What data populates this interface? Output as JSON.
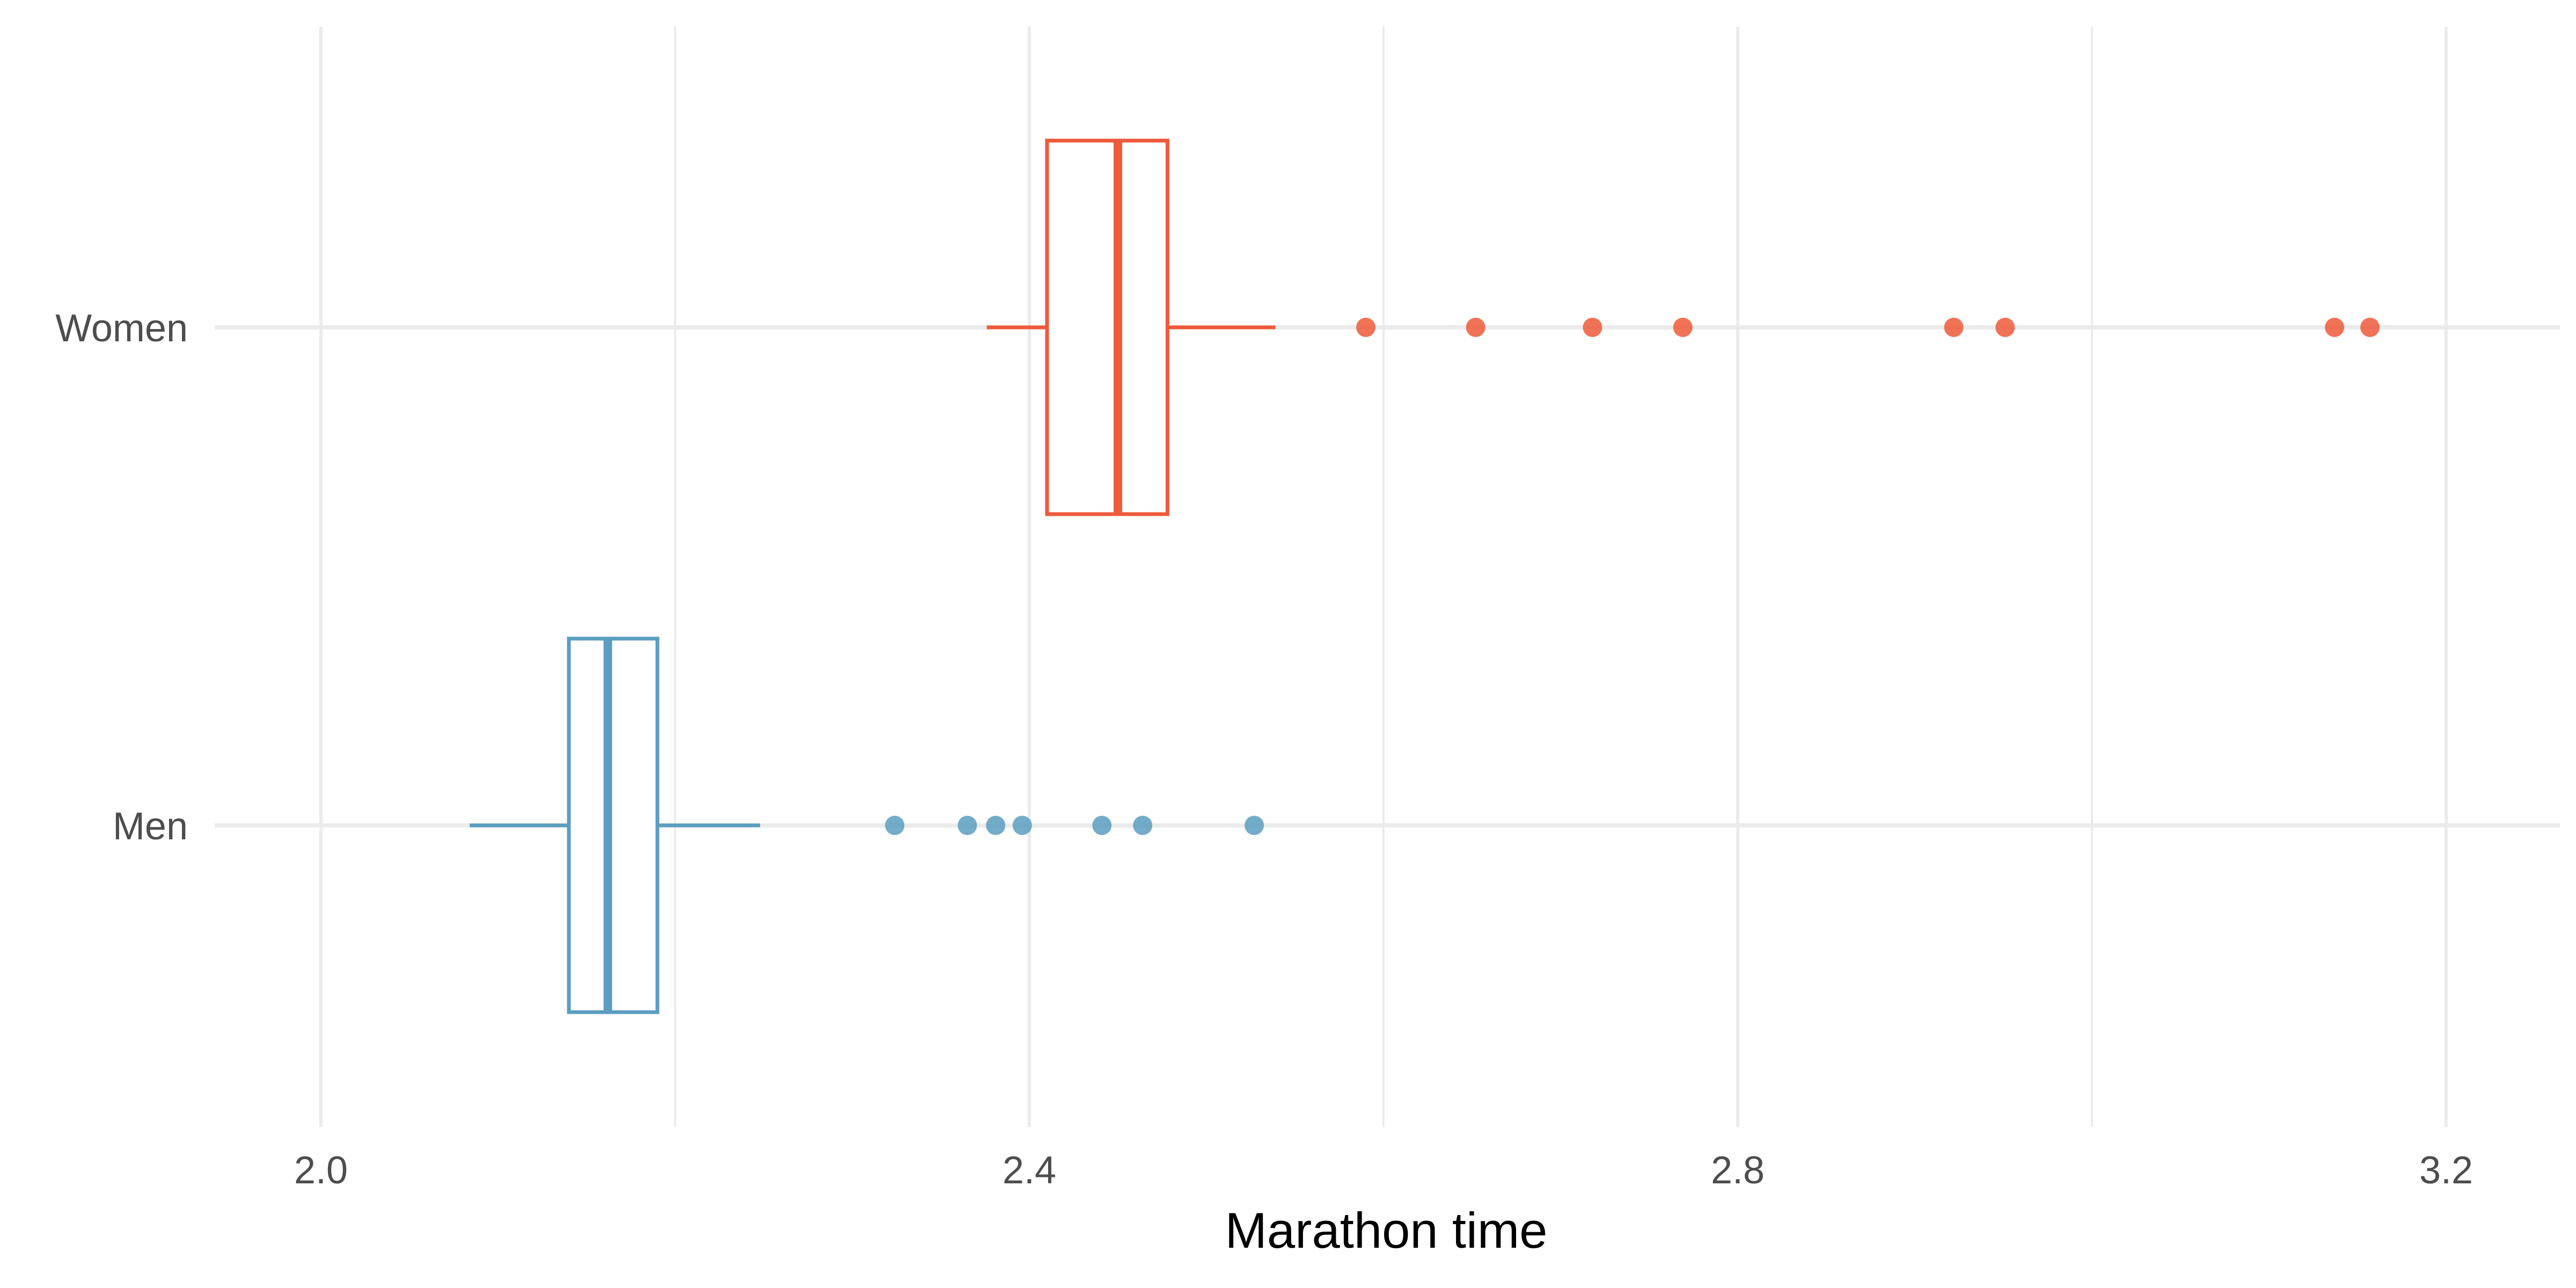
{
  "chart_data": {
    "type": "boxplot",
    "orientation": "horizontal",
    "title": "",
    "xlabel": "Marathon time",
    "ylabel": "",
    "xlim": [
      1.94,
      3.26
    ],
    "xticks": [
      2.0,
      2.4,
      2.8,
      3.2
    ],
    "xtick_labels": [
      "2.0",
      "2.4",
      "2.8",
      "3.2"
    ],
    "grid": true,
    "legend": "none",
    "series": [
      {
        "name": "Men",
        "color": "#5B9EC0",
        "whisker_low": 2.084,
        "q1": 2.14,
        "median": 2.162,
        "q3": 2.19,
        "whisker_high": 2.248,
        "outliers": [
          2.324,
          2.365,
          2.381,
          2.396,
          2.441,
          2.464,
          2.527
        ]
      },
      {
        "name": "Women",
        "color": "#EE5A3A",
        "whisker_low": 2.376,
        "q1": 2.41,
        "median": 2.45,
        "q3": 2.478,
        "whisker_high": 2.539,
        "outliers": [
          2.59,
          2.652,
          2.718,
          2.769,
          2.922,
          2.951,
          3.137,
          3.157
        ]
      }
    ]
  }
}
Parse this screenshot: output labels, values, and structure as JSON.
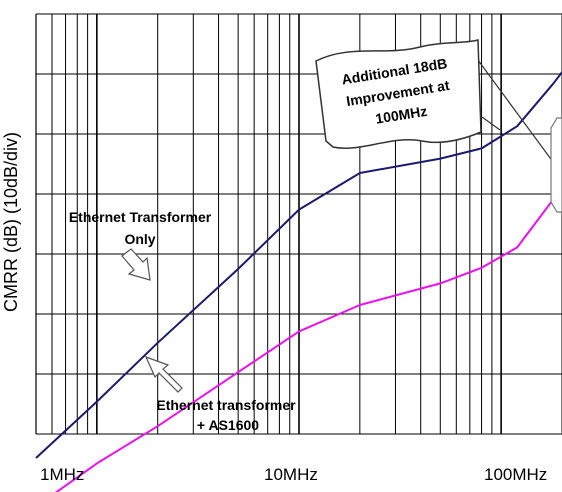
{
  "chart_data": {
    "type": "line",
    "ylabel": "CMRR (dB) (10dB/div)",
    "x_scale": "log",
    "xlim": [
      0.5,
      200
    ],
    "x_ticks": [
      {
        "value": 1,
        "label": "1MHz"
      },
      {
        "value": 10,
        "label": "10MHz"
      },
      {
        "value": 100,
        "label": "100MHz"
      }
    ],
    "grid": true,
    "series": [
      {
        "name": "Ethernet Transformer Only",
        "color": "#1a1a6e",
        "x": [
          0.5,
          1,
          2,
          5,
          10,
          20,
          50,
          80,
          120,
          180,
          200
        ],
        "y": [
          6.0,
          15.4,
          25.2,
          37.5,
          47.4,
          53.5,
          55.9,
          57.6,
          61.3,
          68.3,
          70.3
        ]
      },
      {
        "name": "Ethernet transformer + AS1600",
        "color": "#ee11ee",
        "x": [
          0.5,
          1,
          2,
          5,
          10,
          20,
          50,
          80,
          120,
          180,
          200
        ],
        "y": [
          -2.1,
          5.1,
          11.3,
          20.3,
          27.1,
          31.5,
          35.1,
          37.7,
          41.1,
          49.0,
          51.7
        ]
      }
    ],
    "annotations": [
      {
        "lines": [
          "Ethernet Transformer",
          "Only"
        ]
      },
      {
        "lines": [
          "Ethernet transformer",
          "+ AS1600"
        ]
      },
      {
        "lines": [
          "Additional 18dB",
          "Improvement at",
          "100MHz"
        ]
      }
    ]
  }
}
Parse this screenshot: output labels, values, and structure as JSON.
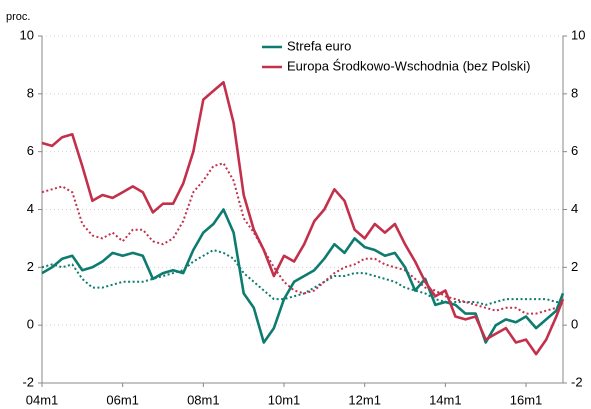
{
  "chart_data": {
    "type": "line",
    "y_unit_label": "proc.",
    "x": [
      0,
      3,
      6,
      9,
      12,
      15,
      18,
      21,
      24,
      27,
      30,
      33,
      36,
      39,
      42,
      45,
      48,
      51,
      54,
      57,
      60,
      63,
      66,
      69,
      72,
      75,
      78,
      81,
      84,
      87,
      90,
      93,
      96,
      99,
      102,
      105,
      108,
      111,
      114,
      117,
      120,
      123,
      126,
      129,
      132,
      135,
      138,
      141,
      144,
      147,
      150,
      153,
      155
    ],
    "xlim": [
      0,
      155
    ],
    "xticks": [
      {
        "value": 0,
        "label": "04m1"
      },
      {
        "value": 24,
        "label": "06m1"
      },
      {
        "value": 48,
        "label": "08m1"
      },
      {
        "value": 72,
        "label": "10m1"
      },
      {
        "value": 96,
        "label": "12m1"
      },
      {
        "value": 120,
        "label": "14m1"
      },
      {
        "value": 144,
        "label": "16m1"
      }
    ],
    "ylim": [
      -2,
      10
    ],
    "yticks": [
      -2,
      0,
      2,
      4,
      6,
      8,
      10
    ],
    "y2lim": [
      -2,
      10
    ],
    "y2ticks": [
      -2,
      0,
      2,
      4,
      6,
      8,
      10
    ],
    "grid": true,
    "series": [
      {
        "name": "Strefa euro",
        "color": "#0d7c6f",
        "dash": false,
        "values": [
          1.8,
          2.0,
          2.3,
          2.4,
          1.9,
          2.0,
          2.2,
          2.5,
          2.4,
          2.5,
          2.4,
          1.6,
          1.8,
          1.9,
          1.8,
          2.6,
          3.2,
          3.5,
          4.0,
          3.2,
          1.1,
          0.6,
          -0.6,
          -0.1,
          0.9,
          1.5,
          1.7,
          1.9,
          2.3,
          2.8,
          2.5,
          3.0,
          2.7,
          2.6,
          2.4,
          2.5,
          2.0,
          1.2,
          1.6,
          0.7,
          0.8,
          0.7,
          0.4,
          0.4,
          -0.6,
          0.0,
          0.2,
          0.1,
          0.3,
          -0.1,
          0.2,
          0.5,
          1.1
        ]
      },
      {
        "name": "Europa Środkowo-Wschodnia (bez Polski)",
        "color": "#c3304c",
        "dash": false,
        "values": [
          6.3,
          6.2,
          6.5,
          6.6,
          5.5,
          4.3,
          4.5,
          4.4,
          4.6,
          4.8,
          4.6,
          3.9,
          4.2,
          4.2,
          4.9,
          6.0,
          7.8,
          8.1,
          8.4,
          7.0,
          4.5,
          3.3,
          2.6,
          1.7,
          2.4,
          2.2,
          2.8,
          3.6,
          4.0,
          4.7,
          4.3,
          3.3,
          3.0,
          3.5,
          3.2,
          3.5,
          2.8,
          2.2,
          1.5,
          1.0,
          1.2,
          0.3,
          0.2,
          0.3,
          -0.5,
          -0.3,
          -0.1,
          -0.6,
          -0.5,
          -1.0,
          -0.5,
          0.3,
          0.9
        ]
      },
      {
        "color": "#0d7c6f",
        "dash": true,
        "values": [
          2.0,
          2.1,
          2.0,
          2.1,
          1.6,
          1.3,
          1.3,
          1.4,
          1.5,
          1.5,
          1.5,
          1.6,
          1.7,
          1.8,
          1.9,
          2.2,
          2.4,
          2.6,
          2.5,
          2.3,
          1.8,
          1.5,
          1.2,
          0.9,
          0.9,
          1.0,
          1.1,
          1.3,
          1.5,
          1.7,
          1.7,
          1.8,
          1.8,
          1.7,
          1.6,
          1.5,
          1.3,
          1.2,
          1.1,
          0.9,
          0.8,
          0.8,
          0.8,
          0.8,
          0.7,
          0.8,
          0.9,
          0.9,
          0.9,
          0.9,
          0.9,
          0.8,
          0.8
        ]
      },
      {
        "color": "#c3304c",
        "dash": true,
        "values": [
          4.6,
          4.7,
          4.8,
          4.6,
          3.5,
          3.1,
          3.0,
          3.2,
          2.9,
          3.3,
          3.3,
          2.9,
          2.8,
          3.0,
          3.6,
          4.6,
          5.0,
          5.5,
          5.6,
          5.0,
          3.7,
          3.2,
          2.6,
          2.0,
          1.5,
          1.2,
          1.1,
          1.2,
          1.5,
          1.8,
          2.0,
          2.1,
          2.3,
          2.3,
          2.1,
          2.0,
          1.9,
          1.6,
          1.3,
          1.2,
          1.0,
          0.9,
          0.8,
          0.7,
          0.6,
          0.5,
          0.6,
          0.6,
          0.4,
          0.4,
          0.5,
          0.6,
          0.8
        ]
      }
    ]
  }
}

* [Aim]: All the lines above are to be reproduced exactly, except the pictures.

* [Exercise result]:
What data populates this interface? Output as JSON.
{
  "chart_data": {
    "type": "boxplot",
    "orientation": "horizontal",
    "title": "",
    "xlabel": "Marathon time",
    "ylabel": "",
    "xlim": [
      1.94,
      3.26
    ],
    "xticks": [
      2.0,
      2.4,
      2.8,
      3.2
    ],
    "xtick_labels": [
      "2.0",
      "2.4",
      "2.8",
      "3.2"
    ],
    "grid": true,
    "legend": "none",
    "series": [
      {
        "name": "Men",
        "color": "#5B9EC0",
        "whisker_low": 2.084,
        "q1": 2.14,
        "median": 2.162,
        "q3": 2.19,
        "whisker_high": 2.248,
        "outliers": [
          2.324,
          2.365,
          2.381,
          2.396,
          2.441,
          2.464,
          2.527
        ]
      },
      {
        "name": "Women",
        "color": "#EE5A3A",
        "whisker_low": 2.376,
        "q1": 2.41,
        "median": 2.45,
        "q3": 2.478,
        "whisker_high": 2.539,
        "outliers": [
          2.59,
          2.652,
          2.718,
          2.769,
          2.922,
          2.951,
          3.137,
          3.157
        ]
      }
    ]
  }
}
Parse this screenshot: output labels, values, and structure as JSON.
{
  "chart_data": {
    "type": "line",
    "ylabel": "CMRR (dB) (10dB/div)",
    "x_scale": "log",
    "xlim": [
      0.5,
      200
    ],
    "x_ticks": [
      {
        "value": 1,
        "label": "1MHz"
      },
      {
        "value": 10,
        "label": "10MHz"
      },
      {
        "value": 100,
        "label": "100MHz"
      }
    ],
    "grid": true,
    "series": [
      {
        "name": "Ethernet Transformer Only",
        "color": "#1a1a6e",
        "x": [
          0.5,
          1,
          2,
          5,
          10,
          20,
          50,
          80,
          120,
          180,
          200
        ],
        "y": [
          6.0,
          15.4,
          25.2,
          37.5,
          47.4,
          53.5,
          55.9,
          57.6,
          61.3,
          68.3,
          70.3
        ]
      },
      {
        "name": "Ethernet transformer + AS1600",
        "color": "#ee11ee",
        "x": [
          0.5,
          1,
          2,
          5,
          10,
          20,
          50,
          80,
          120,
          180,
          200
        ],
        "y": [
          -2.1,
          5.1,
          11.3,
          20.3,
          27.1,
          31.5,
          35.1,
          37.7,
          41.1,
          49.0,
          51.7
        ]
      }
    ],
    "annotations": [
      {
        "lines": [
          "Ethernet Transformer",
          "Only"
        ]
      },
      {
        "lines": [
          "Ethernet transformer",
          "+ AS1600"
        ]
      },
      {
        "lines": [
          "Additional 18dB",
          "Improvement at",
          "100MHz"
        ]
      }
    ]
  }
}
Parse this screenshot: output labels, values, and structure as JSON.
{
  "chart_data": {
    "type": "line",
    "y_unit_label": "proc.",
    "x": [
      0,
      3,
      6,
      9,
      12,
      15,
      18,
      21,
      24,
      27,
      30,
      33,
      36,
      39,
      42,
      45,
      48,
      51,
      54,
      57,
      60,
      63,
      66,
      69,
      72,
      75,
      78,
      81,
      84,
      87,
      90,
      93,
      96,
      99,
      102,
      105,
      108,
      111,
      114,
      117,
      120,
      123,
      126,
      129,
      132,
      135,
      138,
      141,
      144,
      147,
      150,
      153,
      155
    ],
    "xlim": [
      0,
      155
    ],
    "xticks": [
      {
        "value": 0,
        "label": "04m1"
      },
      {
        "value": 24,
        "label": "06m1"
      },
      {
        "value": 48,
        "label": "08m1"
      },
      {
        "value": 72,
        "label": "10m1"
      },
      {
        "value": 96,
        "label": "12m1"
      },
      {
        "value": 120,
        "label": "14m1"
      },
      {
        "value": 144,
        "label": "16m1"
      }
    ],
    "ylim": [
      -2,
      10
    ],
    "yticks": [
      -2,
      0,
      2,
      4,
      6,
      8,
      10
    ],
    "y2lim": [
      -2,
      10
    ],
    "y2ticks": [
      -2,
      0,
      2,
      4,
      6,
      8,
      10
    ],
    "grid": true,
    "series": [
      {
        "name": "Strefa euro",
        "color": "#0d7c6f",
        "dash": false,
        "values": [
          1.8,
          2.0,
          2.3,
          2.4,
          1.9,
          2.0,
          2.2,
          2.5,
          2.4,
          2.5,
          2.4,
          1.6,
          1.8,
          1.9,
          1.8,
          2.6,
          3.2,
          3.5,
          4.0,
          3.2,
          1.1,
          0.6,
          -0.6,
          -0.1,
          0.9,
          1.5,
          1.7,
          1.9,
          2.3,
          2.8,
          2.5,
          3.0,
          2.7,
          2.6,
          2.4,
          2.5,
          2.0,
          1.2,
          1.6,
          0.7,
          0.8,
          0.7,
          0.4,
          0.4,
          -0.6,
          0.0,
          0.2,
          0.1,
          0.3,
          -0.1,
          0.2,
          0.5,
          1.1
        ]
      },
      {
        "name": "Europa Środkowo-Wschodnia (bez Polski)",
        "color": "#c3304c",
        "dash": false,
        "values": [
          6.3,
          6.2,
          6.5,
          6.6,
          5.5,
          4.3,
          4.5,
          4.4,
          4.6,
          4.8,
          4.6,
          3.9,
          4.2,
          4.2,
          4.9,
          6.0,
          7.8,
          8.1,
          8.4,
          7.0,
          4.5,
          3.3,
          2.6,
          1.7,
          2.4,
          2.2,
          2.8,
          3.6,
          4.0,
          4.7,
          4.3,
          3.3,
          3.0,
          3.5,
          3.2,
          3.5,
          2.8,
          2.2,
          1.5,
          1.0,
          1.2,
          0.3,
          0.2,
          0.3,
          -0.5,
          -0.3,
          -0.1,
          -0.6,
          -0.5,
          -1.0,
          -0.5,
          0.3,
          0.9
        ]
      },
      {
        "color": "#0d7c6f",
        "dash": true,
        "values": [
          2.0,
          2.1,
          2.0,
          2.1,
          1.6,
          1.3,
          1.3,
          1.4,
          1.5,
          1.5,
          1.5,
          1.6,
          1.7,
          1.8,
          1.9,
          2.2,
          2.4,
          2.6,
          2.5,
          2.3,
          1.8,
          1.5,
          1.2,
          0.9,
          0.9,
          1.0,
          1.1,
          1.3,
          1.5,
          1.7,
          1.7,
          1.8,
          1.8,
          1.7,
          1.6,
          1.5,
          1.3,
          1.2,
          1.1,
          0.9,
          0.8,
          0.8,
          0.8,
          0.8,
          0.7,
          0.8,
          0.9,
          0.9,
          0.9,
          0.9,
          0.9,
          0.8,
          0.8
        ]
      },
      {
        "color": "#c3304c",
        "dash": true,
        "values": [
          4.6,
          4.7,
          4.8,
          4.6,
          3.5,
          3.1,
          3.0,
          3.2,
          2.9,
          3.3,
          3.3,
          2.9,
          2.8,
          3.0,
          3.6,
          4.6,
          5.0,
          5.5,
          5.6,
          5.0,
          3.7,
          3.2,
          2.6,
          2.0,
          1.5,
          1.2,
          1.1,
          1.2,
          1.5,
          1.8,
          2.0,
          2.1,
          2.3,
          2.3,
          2.1,
          2.0,
          1.9,
          1.6,
          1.3,
          1.2,
          1.0,
          0.9,
          0.8,
          0.7,
          0.6,
          0.5,
          0.6,
          0.6,
          0.4,
          0.4,
          0.5,
          0.6,
          0.8
        ]
      }
    ]
  }
}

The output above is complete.